Write out the entries verbatim and leave the images out of the copy.
***** ITEMS
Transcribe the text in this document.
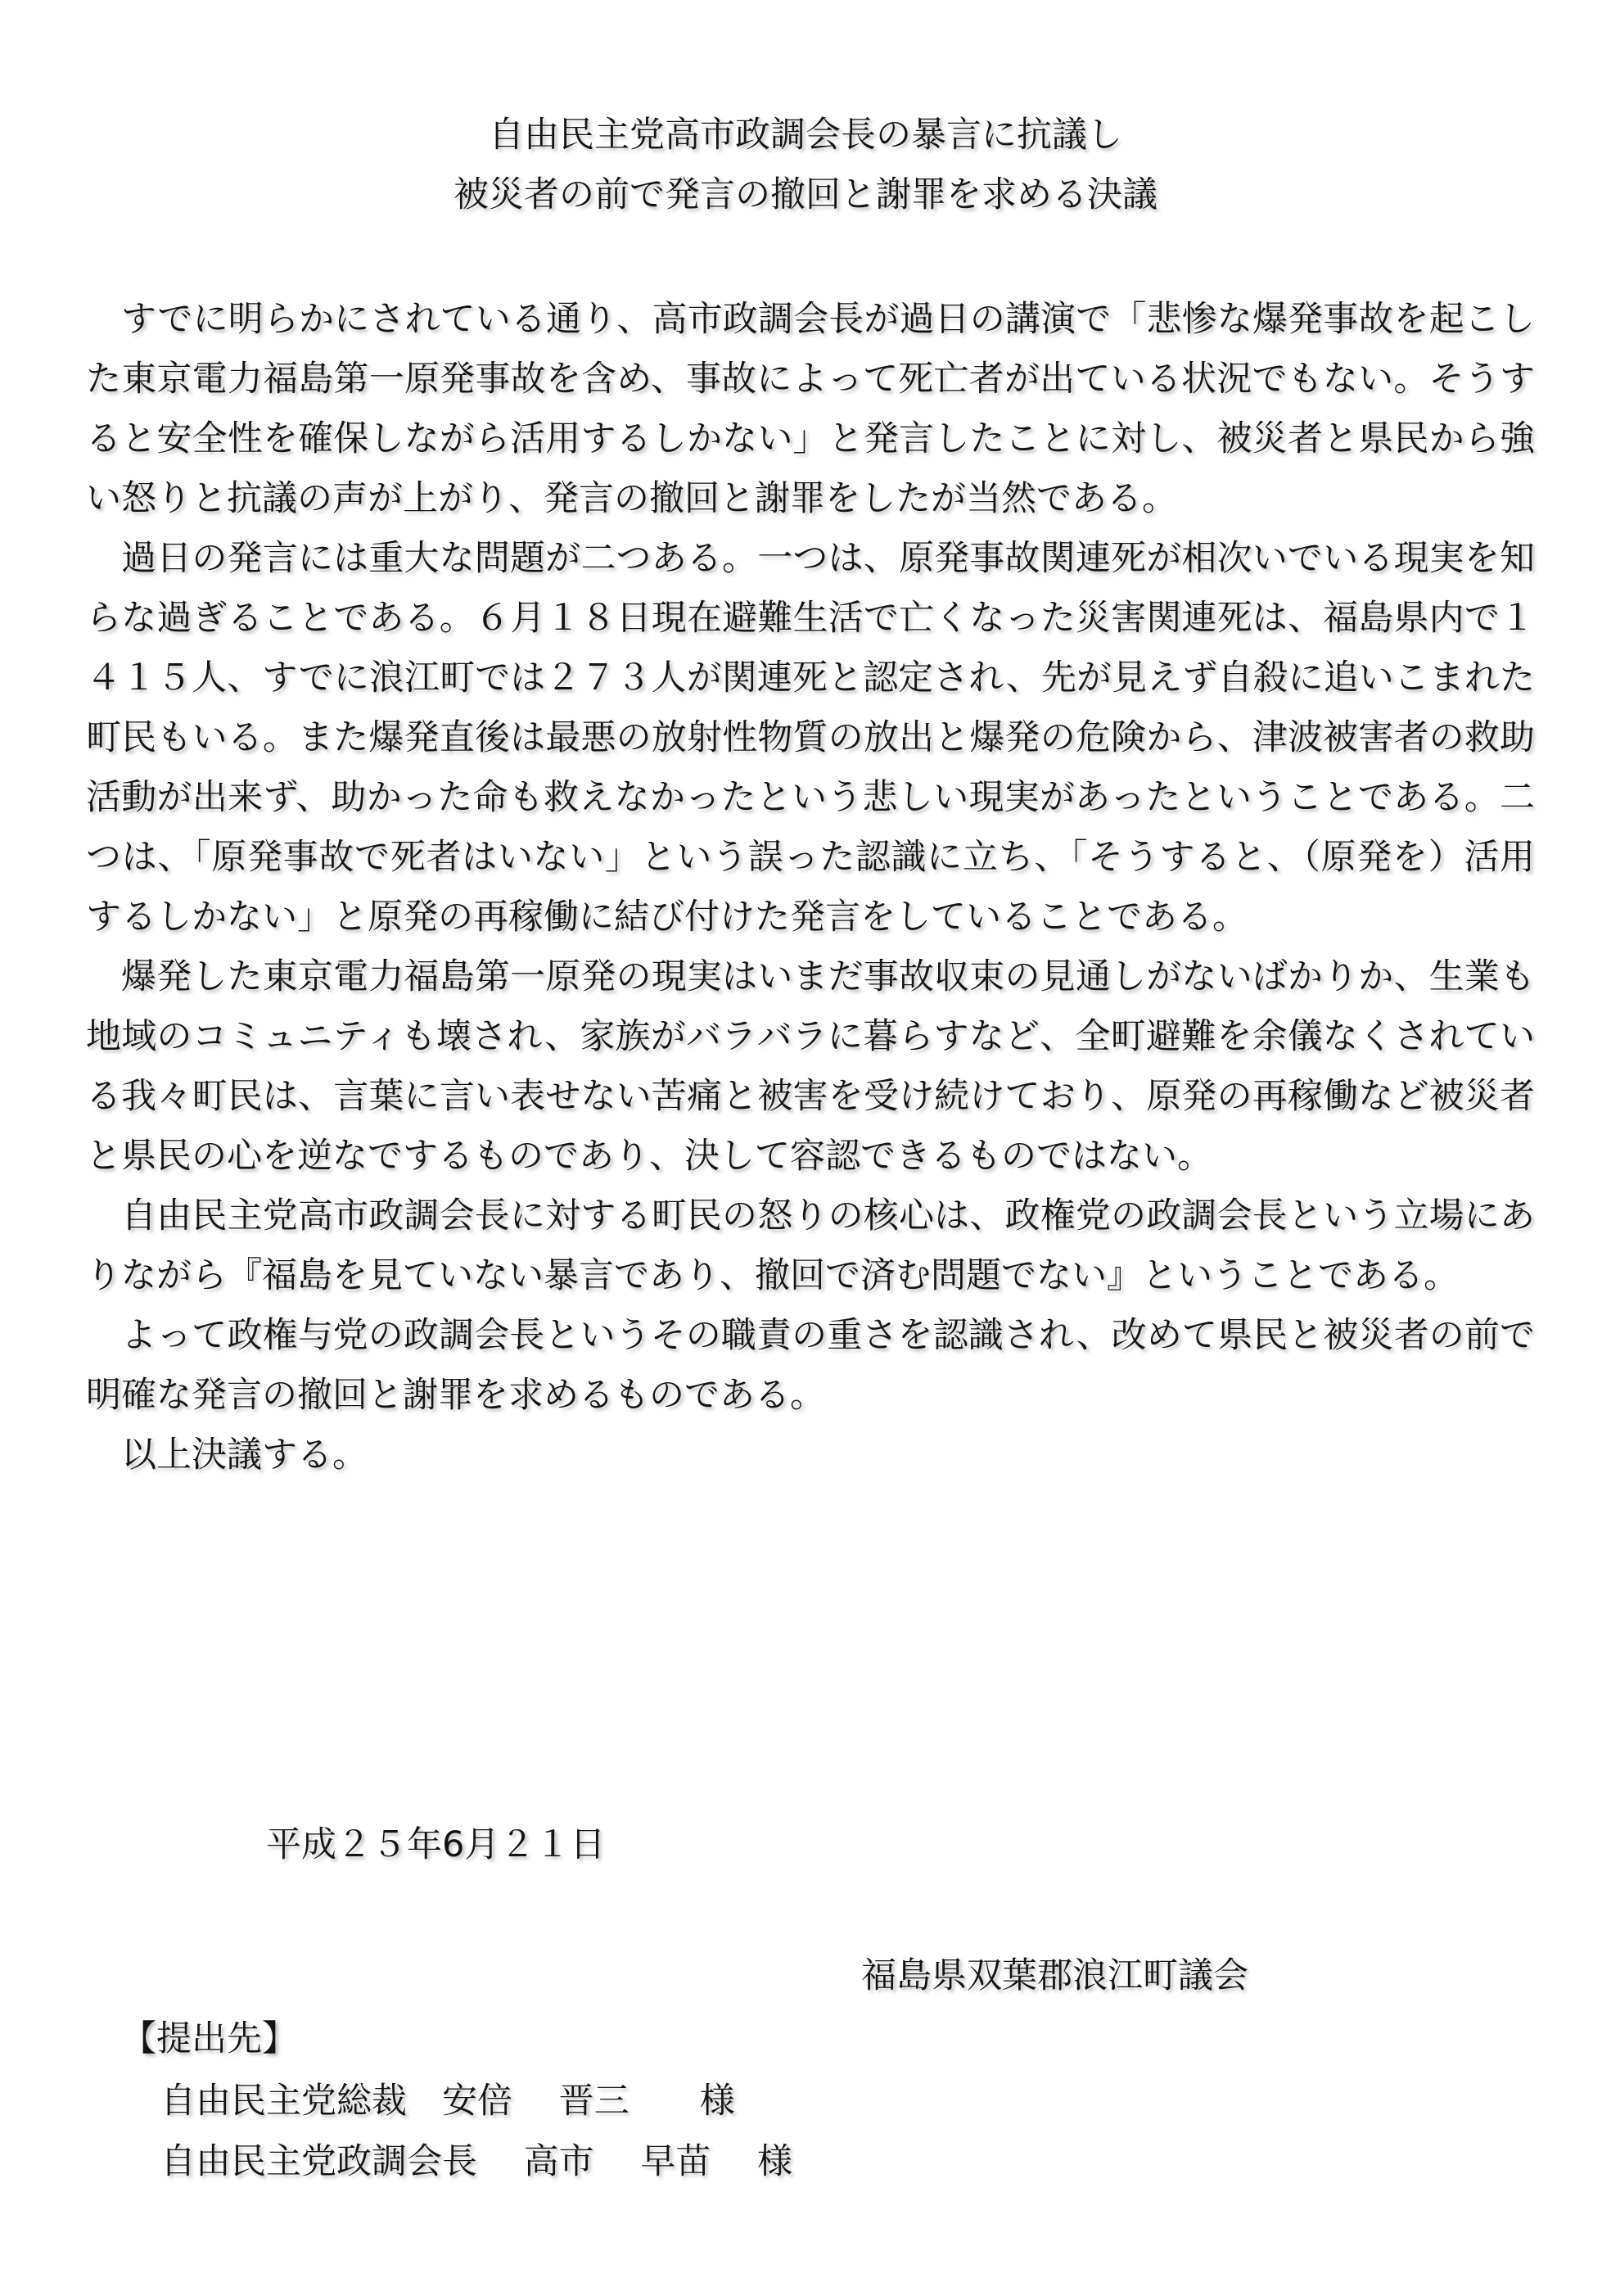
自由民主党高市政調会長の暴言に抗議し
被災者の前で発言の撤回と謝罪を求める決議

すでに明らかにされている通り、高市政調会長が過日の講演で「悲惨な爆発事故を起こした東京電力福島第一原発事故を含め、事故によって死亡者が出ている状況でもない。そうすると安全性を確保しながら活用するしかない」と発言したことに対し、被災者と県民から強い怒りと抗議の声が上がり、発言の撤回と謝罪をしたが当然である。

過日の発言には重大な問題が二つある。一つは、原発事故関連死が相次いでいる現実を知らな過ぎることである。６月１８日現在避難生活で亡くなった災害関連死は、福島県内で１４１５人、すでに浪江町では２７３人が関連死と認定され、先が見えず自殺に追いこまれた町民もいる。また爆発直後は最悪の放射性物質の放出と爆発の危険から、津波被害者の救助活動が出来ず、助かった命も救えなかったという悲しい現実があったということである。二つは、「原発事故で死者はいない」という誤った認識に立ち、「そうすると、（原発を）活用するしかない」と原発の再稼働に結び付けた発言をしていることである。

爆発した東京電力福島第一原発の現実はいまだ事故収束の見通しがないばかりか、生業も地域のコミュニティも壊され、家族がバラバラに暮らすなど、全町避難を余儀なくされている我々町民は、言葉に言い表せない苦痛と被害を受け続けており、原発の再稼働など被災者と県民の心を逆なでするものであり、決して容認できるものではない。

自由民主党高市政調会長に対する町民の怒りの核心は、政権党の政調会長という立場にありながら『福島を見ていない暴言であり、撤回で済む問題でない』ということである。

よって政権与党の政調会長というその職責の重さを認識され、改めて県民と被災者の前で明確な発言の撤回と謝罪を求めるものである。

以上決議する。

平成２５年6月２１日
福島県双葉郡浪江町議会
【提出先】
自由民主党総裁　安倍　 晋三　　様
自由民主党政調会長　 高市　 早苗　 様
**********
### WRITTEN SOLUTION
Transcribe the text in this document.
自由民主党高市政調会長の暴言に抗議し
被災者の前で発言の撤回と謝罪を求める決議

すでに明らかにされている通り、高市政調会長が過日の講演で「悲惨な爆発事故を起こした東京電力福島第一原発事故を含め、事故によって死亡者が出ている状況でもない。そうすると安全性を確保しながら活用するしかない」と発言したことに対し、被災者と県民から強い怒りと抗議の声が上がり、発言の撤回と謝罪をしたが当然である。

過日の発言には重大な問題が二つある。一つは、原発事故関連死が相次いでいる現実を知らな過ぎることである。６月１８日現在避難生活で亡くなった災害関連死は、福島県内で１４１５人、すでに浪江町では２７３人が関連死と認定され、先が見えず自殺に追いこまれた町民もいる。また爆発直後は最悪の放射性物質の放出と爆発の危険から、津波被害者の救助活動が出来ず、助かった命も救えなかったという悲しい現実があったということである。二つは、「原発事故で死者はいない」という誤った認識に立ち、「そうすると、（原発を）活用するしかない」と原発の再稼働に結び付けた発言をしていることである。

爆発した東京電力福島第一原発の現実はいまだ事故収束の見通しがないばかりか、生業も地域のコミュニティも壊され、家族がバラバラに暮らすなど、全町避難を余儀なくされている我々町民は、言葉に言い表せない苦痛と被害を受け続けており、原発の再稼働など被災者と県民の心を逆なでするものであり、決して容認できるものではない。

自由民主党高市政調会長に対する町民の怒りの核心は、政権党の政調会長という立場にありながら『福島を見ていない暴言であり、撤回で済む問題でない』ということである。

よって政権与党の政調会長というその職責の重さを認識され、改めて県民と被災者の前で明確な発言の撤回と謝罪を求めるものである。

以上決議する。

平成２５年6月２１日
福島県双葉郡浪江町議会
【提出先】
自由民主党総裁　安倍　 晋三　　様
自由民主党政調会長　 高市　 早苗　 様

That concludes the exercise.